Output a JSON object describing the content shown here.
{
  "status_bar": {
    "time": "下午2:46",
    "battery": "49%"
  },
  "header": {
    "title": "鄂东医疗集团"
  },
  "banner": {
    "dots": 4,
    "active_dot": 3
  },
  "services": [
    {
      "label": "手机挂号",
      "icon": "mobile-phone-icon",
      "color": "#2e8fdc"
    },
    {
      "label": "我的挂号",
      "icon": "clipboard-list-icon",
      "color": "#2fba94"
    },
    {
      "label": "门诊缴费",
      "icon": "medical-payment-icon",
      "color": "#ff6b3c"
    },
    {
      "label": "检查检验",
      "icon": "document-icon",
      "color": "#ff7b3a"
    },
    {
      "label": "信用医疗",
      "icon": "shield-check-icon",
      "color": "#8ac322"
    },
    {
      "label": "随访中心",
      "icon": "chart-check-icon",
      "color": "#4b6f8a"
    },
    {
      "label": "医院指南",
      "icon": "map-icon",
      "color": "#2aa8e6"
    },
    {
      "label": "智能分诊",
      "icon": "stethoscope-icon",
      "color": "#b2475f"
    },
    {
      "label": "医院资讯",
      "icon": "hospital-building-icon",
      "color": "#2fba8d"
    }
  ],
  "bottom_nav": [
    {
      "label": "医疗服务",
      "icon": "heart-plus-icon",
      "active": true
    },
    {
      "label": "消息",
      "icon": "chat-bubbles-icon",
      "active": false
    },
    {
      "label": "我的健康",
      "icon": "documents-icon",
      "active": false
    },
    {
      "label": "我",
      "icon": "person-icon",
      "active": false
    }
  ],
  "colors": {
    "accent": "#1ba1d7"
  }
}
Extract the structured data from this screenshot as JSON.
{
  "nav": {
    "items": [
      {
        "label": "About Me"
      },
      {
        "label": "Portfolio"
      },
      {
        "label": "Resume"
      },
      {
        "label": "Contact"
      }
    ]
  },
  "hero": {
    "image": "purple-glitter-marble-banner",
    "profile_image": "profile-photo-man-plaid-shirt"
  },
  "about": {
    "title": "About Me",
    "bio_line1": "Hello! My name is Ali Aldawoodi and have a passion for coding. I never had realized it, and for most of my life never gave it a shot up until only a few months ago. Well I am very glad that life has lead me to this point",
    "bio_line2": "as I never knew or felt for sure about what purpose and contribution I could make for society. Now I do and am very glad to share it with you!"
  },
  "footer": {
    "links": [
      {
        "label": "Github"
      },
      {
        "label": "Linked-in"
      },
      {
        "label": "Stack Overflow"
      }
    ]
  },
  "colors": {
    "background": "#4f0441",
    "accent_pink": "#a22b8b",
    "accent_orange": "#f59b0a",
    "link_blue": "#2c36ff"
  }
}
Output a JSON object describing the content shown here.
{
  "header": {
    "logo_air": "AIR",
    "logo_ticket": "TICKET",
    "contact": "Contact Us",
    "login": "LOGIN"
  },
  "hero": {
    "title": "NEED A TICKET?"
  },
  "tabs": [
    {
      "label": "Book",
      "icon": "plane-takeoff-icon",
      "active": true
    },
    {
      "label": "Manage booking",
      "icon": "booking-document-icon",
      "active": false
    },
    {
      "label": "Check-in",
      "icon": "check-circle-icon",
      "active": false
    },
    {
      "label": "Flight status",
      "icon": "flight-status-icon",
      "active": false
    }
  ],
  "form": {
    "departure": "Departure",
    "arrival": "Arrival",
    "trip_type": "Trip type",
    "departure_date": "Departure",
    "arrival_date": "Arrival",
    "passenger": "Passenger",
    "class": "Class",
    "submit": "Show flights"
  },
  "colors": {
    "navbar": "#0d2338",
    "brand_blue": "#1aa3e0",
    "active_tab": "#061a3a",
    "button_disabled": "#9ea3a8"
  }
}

- - -

What needs to be done: Extract every record and return it verbatim.

Task answer:
Output a JSON object describing the content shown here.
{
  "status_bar": {
    "time": "下午2:46",
    "battery": "49%"
  },
  "header": {
    "title": "鄂东医疗集团"
  },
  "banner": {
    "dots": 4,
    "active_dot": 3
  },
  "services": [
    {
      "label": "手机挂号",
      "icon": "mobile-phone-icon",
      "color": "#2e8fdc"
    },
    {
      "label": "我的挂号",
      "icon": "clipboard-list-icon",
      "color": "#2fba94"
    },
    {
      "label": "门诊缴费",
      "icon": "medical-payment-icon",
      "color": "#ff6b3c"
    },
    {
      "label": "检查检验",
      "icon": "document-icon",
      "color": "#ff7b3a"
    },
    {
      "label": "信用医疗",
      "icon": "shield-check-icon",
      "color": "#8ac322"
    },
    {
      "label": "随访中心",
      "icon": "chart-check-icon",
      "color": "#4b6f8a"
    },
    {
      "label": "医院指南",
      "icon": "map-icon",
      "color": "#2aa8e6"
    },
    {
      "label": "智能分诊",
      "icon": "stethoscope-icon",
      "color": "#b2475f"
    },
    {
      "label": "医院资讯",
      "icon": "hospital-building-icon",
      "color": "#2fba8d"
    }
  ],
  "bottom_nav": [
    {
      "label": "医疗服务",
      "icon": "heart-plus-icon",
      "active": true
    },
    {
      "label": "消息",
      "icon": "chat-bubbles-icon",
      "active": false
    },
    {
      "label": "我的健康",
      "icon": "documents-icon",
      "active": false
    },
    {
      "label": "我",
      "icon": "person-icon",
      "active": false
    }
  ],
  "colors": {
    "accent": "#1ba1d7"
  }
}
Extract the structured data from this screenshot as JSON.
{
  "nav": {
    "items": [
      {
        "label": "About Me"
      },
      {
        "label": "Portfolio"
      },
      {
        "label": "Resume"
      },
      {
        "label": "Contact"
      }
    ]
  },
  "hero": {
    "image": "purple-glitter-marble-banner",
    "profile_image": "profile-photo-man-plaid-shirt"
  },
  "about": {
    "title": "About Me",
    "bio_line1": "Hello! My name is Ali Aldawoodi and have a passion for coding. I never had realized it, and for most of my life never gave it a shot up until only a few months ago. Well I am very glad that life has lead me to this point",
    "bio_line2": "as I never knew or felt for sure about what purpose and contribution I could make for society. Now I do and am very glad to share it with you!"
  },
  "footer": {
    "links": [
      {
        "label": "Github"
      },
      {
        "label": "Linked-in"
      },
      {
        "label": "Stack Overflow"
      }
    ]
  },
  "colors": {
    "background": "#4f0441",
    "accent_pink": "#a22b8b",
    "accent_orange": "#f59b0a",
    "link_blue": "#2c36ff"
  }
}
Output a JSON object describing the content shown here.
{
  "header": {
    "logo_air": "AIR",
    "logo_ticket": "TICKET",
    "contact": "Contact Us",
    "login": "LOGIN"
  },
  "hero": {
    "title": "NEED A TICKET?"
  },
  "tabs": [
    {
      "label": "Book",
      "icon": "plane-takeoff-icon",
      "active": true
    },
    {
      "label": "Manage booking",
      "icon": "booking-document-icon",
      "active": false
    },
    {
      "label": "Check-in",
      "icon": "check-circle-icon",
      "active": false
    },
    {
      "label": "Flight status",
      "icon": "flight-status-icon",
      "active": false
    }
  ],
  "form": {
    "departure": "Departure",
    "arrival": "Arrival",
    "trip_type": "Trip type",
    "departure_date": "Departure",
    "arrival_date": "Arrival",
    "passenger": "Passenger",
    "class": "Class",
    "submit": "Show flights"
  },
  "colors": {
    "navbar": "#0d2338",
    "brand_blue": "#1aa3e0",
    "active_tab": "#061a3a",
    "button_disabled": "#9ea3a8"
  }
}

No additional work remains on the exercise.